[Dataset items]
|---|

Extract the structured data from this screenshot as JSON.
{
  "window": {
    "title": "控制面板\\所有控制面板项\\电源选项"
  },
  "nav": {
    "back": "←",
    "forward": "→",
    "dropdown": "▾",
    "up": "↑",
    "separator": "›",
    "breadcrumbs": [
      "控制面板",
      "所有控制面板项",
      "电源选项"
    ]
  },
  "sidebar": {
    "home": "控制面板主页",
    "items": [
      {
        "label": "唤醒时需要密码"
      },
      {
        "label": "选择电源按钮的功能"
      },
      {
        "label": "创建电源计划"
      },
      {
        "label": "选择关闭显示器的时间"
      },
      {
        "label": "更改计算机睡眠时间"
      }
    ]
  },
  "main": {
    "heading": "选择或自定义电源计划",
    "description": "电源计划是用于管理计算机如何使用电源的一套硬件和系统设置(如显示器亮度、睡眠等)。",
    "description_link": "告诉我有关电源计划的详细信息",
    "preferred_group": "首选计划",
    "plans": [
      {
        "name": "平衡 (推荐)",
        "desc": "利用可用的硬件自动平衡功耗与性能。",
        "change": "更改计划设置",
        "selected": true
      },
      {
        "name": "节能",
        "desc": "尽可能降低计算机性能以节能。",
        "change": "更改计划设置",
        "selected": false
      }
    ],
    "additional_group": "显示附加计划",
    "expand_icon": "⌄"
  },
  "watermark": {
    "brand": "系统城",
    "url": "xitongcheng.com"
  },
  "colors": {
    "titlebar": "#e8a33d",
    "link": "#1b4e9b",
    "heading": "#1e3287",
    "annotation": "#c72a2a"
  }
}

|---|

### Set task
Repeat all of the records above exactly as written.

### Response below
Extract the structured data from this screenshot as JSON.
{
  "window": {
    "title": "控制面板\\所有控制面板项\\电源选项"
  },
  "nav": {
    "back": "←",
    "forward": "→",
    "dropdown": "▾",
    "up": "↑",
    "separator": "›",
    "breadcrumbs": [
      "控制面板",
      "所有控制面板项",
      "电源选项"
    ]
  },
  "sidebar": {
    "home": "控制面板主页",
    "items": [
      {
        "label": "唤醒时需要密码"
      },
      {
        "label": "选择电源按钮的功能"
      },
      {
        "label": "创建电源计划"
      },
      {
        "label": "选择关闭显示器的时间"
      },
      {
        "label": "更改计算机睡眠时间"
      }
    ]
  },
  "main": {
    "heading": "选择或自定义电源计划",
    "description": "电源计划是用于管理计算机如何使用电源的一套硬件和系统设置(如显示器亮度、睡眠等)。",
    "description_link": "告诉我有关电源计划的详细信息",
    "preferred_group": "首选计划",
    "plans": [
      {
        "name": "平衡 (推荐)",
        "desc": "利用可用的硬件自动平衡功耗与性能。",
        "change": "更改计划设置",
        "selected": true
      },
      {
        "name": "节能",
        "desc": "尽可能降低计算机性能以节能。",
        "change": "更改计划设置",
        "selected": false
      }
    ],
    "additional_group": "显示附加计划",
    "expand_icon": "⌄"
  },
  "watermark": {
    "brand": "系统城",
    "url": "xitongcheng.com"
  },
  "colors": {
    "titlebar": "#e8a33d",
    "link": "#1b4e9b",
    "heading": "#1e3287",
    "annotation": "#c72a2a"
  }
}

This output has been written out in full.